* _Data rows_:
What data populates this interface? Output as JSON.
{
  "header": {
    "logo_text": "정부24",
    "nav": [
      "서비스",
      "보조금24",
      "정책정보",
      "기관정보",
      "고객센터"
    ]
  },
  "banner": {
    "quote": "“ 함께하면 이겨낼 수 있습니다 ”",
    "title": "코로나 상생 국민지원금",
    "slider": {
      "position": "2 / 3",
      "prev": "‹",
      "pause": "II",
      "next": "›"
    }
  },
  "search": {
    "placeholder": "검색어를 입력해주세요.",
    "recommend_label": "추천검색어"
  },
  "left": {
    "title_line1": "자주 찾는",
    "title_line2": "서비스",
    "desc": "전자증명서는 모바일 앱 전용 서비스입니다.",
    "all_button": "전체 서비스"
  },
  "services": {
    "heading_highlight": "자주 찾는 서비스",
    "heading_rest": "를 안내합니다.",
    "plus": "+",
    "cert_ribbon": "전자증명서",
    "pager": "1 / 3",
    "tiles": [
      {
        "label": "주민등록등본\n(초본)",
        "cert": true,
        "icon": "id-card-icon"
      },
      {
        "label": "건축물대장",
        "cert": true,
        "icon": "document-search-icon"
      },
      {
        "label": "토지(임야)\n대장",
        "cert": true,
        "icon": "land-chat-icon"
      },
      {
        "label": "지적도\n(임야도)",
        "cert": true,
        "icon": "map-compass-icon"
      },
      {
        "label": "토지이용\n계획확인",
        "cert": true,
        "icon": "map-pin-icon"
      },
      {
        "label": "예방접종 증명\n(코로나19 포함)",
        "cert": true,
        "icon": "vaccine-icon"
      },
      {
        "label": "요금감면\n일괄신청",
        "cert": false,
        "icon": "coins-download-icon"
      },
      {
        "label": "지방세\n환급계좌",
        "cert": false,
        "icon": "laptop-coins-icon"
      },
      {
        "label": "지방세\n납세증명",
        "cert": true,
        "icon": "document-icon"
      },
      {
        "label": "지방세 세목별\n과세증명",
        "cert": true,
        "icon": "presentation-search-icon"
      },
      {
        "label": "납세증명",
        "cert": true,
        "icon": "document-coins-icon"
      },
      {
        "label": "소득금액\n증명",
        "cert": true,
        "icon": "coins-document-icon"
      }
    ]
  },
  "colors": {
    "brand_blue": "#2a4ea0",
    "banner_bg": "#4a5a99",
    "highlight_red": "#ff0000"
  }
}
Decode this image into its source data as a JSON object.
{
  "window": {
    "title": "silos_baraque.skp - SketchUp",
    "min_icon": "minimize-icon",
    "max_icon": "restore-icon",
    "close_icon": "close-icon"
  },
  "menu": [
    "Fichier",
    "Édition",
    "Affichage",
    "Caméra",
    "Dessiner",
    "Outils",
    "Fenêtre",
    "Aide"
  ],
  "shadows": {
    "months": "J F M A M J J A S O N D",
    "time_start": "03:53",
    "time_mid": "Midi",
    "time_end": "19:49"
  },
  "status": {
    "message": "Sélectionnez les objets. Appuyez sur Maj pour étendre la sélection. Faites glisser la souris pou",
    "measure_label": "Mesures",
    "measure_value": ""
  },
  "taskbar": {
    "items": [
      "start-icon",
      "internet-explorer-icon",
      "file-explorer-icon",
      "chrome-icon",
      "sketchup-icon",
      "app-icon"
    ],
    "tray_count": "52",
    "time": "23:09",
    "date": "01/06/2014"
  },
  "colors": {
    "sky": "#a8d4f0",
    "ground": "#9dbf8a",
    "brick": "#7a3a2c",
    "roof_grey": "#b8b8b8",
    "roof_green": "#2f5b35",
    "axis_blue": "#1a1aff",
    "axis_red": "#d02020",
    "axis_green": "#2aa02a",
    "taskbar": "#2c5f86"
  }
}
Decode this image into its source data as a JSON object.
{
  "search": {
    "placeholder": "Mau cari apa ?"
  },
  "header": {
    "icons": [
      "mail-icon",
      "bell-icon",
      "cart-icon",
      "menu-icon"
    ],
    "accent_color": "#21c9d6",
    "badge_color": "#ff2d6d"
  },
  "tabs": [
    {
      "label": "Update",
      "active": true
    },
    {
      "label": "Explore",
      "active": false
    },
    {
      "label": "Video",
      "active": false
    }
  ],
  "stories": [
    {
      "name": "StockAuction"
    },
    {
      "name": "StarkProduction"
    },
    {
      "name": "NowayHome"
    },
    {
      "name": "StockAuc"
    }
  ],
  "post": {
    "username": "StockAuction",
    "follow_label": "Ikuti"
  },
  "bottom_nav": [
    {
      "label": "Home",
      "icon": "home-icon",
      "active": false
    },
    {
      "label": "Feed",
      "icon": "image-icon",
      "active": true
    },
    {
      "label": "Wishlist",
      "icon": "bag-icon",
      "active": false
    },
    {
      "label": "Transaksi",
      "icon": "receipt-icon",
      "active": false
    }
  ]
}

* _To be done_:
Copy out all of the records shown above exactly.

* _Solution below_:
What data populates this interface? Output as JSON.
{
  "header": {
    "logo_text": "정부24",
    "nav": [
      "서비스",
      "보조금24",
      "정책정보",
      "기관정보",
      "고객센터"
    ]
  },
  "banner": {
    "quote": "“ 함께하면 이겨낼 수 있습니다 ”",
    "title": "코로나 상생 국민지원금",
    "slider": {
      "position": "2 / 3",
      "prev": "‹",
      "pause": "II",
      "next": "›"
    }
  },
  "search": {
    "placeholder": "검색어를 입력해주세요.",
    "recommend_label": "추천검색어"
  },
  "left": {
    "title_line1": "자주 찾는",
    "title_line2": "서비스",
    "desc": "전자증명서는 모바일 앱 전용 서비스입니다.",
    "all_button": "전체 서비스"
  },
  "services": {
    "heading_highlight": "자주 찾는 서비스",
    "heading_rest": "를 안내합니다.",
    "plus": "+",
    "cert_ribbon": "전자증명서",
    "pager": "1 / 3",
    "tiles": [
      {
        "label": "주민등록등본\n(초본)",
        "cert": true,
        "icon": "id-card-icon"
      },
      {
        "label": "건축물대장",
        "cert": true,
        "icon": "document-search-icon"
      },
      {
        "label": "토지(임야)\n대장",
        "cert": true,
        "icon": "land-chat-icon"
      },
      {
        "label": "지적도\n(임야도)",
        "cert": true,
        "icon": "map-compass-icon"
      },
      {
        "label": "토지이용\n계획확인",
        "cert": true,
        "icon": "map-pin-icon"
      },
      {
        "label": "예방접종 증명\n(코로나19 포함)",
        "cert": true,
        "icon": "vaccine-icon"
      },
      {
        "label": "요금감면\n일괄신청",
        "cert": false,
        "icon": "coins-download-icon"
      },
      {
        "label": "지방세\n환급계좌",
        "cert": false,
        "icon": "laptop-coins-icon"
      },
      {
        "label": "지방세\n납세증명",
        "cert": true,
        "icon": "document-icon"
      },
      {
        "label": "지방세 세목별\n과세증명",
        "cert": true,
        "icon": "presentation-search-icon"
      },
      {
        "label": "납세증명",
        "cert": true,
        "icon": "document-coins-icon"
      },
      {
        "label": "소득금액\n증명",
        "cert": true,
        "icon": "coins-document-icon"
      }
    ]
  },
  "colors": {
    "brand_blue": "#2a4ea0",
    "banner_bg": "#4a5a99",
    "highlight_red": "#ff0000"
  }
}
Decode this image into its source data as a JSON object.
{
  "window": {
    "title": "silos_baraque.skp - SketchUp",
    "min_icon": "minimize-icon",
    "max_icon": "restore-icon",
    "close_icon": "close-icon"
  },
  "menu": [
    "Fichier",
    "Édition",
    "Affichage",
    "Caméra",
    "Dessiner",
    "Outils",
    "Fenêtre",
    "Aide"
  ],
  "shadows": {
    "months": "J F M A M J J A S O N D",
    "time_start": "03:53",
    "time_mid": "Midi",
    "time_end": "19:49"
  },
  "status": {
    "message": "Sélectionnez les objets. Appuyez sur Maj pour étendre la sélection. Faites glisser la souris pou",
    "measure_label": "Mesures",
    "measure_value": ""
  },
  "taskbar": {
    "items": [
      "start-icon",
      "internet-explorer-icon",
      "file-explorer-icon",
      "chrome-icon",
      "sketchup-icon",
      "app-icon"
    ],
    "tray_count": "52",
    "time": "23:09",
    "date": "01/06/2014"
  },
  "colors": {
    "sky": "#a8d4f0",
    "ground": "#9dbf8a",
    "brick": "#7a3a2c",
    "roof_grey": "#b8b8b8",
    "roof_green": "#2f5b35",
    "axis_blue": "#1a1aff",
    "axis_red": "#d02020",
    "axis_green": "#2aa02a",
    "taskbar": "#2c5f86"
  }
}
Decode this image into its source data as a JSON object.
{
  "search": {
    "placeholder": "Mau cari apa ?"
  },
  "header": {
    "icons": [
      "mail-icon",
      "bell-icon",
      "cart-icon",
      "menu-icon"
    ],
    "accent_color": "#21c9d6",
    "badge_color": "#ff2d6d"
  },
  "tabs": [
    {
      "label": "Update",
      "active": true
    },
    {
      "label": "Explore",
      "active": false
    },
    {
      "label": "Video",
      "active": false
    }
  ],
  "stories": [
    {
      "name": "StockAuction"
    },
    {
      "name": "StarkProduction"
    },
    {
      "name": "NowayHome"
    },
    {
      "name": "StockAuc"
    }
  ],
  "post": {
    "username": "StockAuction",
    "follow_label": "Ikuti"
  },
  "bottom_nav": [
    {
      "label": "Home",
      "icon": "home-icon",
      "active": false
    },
    {
      "label": "Feed",
      "icon": "image-icon",
      "active": true
    },
    {
      "label": "Wishlist",
      "icon": "bag-icon",
      "active": false
    },
    {
      "label": "Transaksi",
      "icon": "receipt-icon",
      "active": false
    }
  ]
}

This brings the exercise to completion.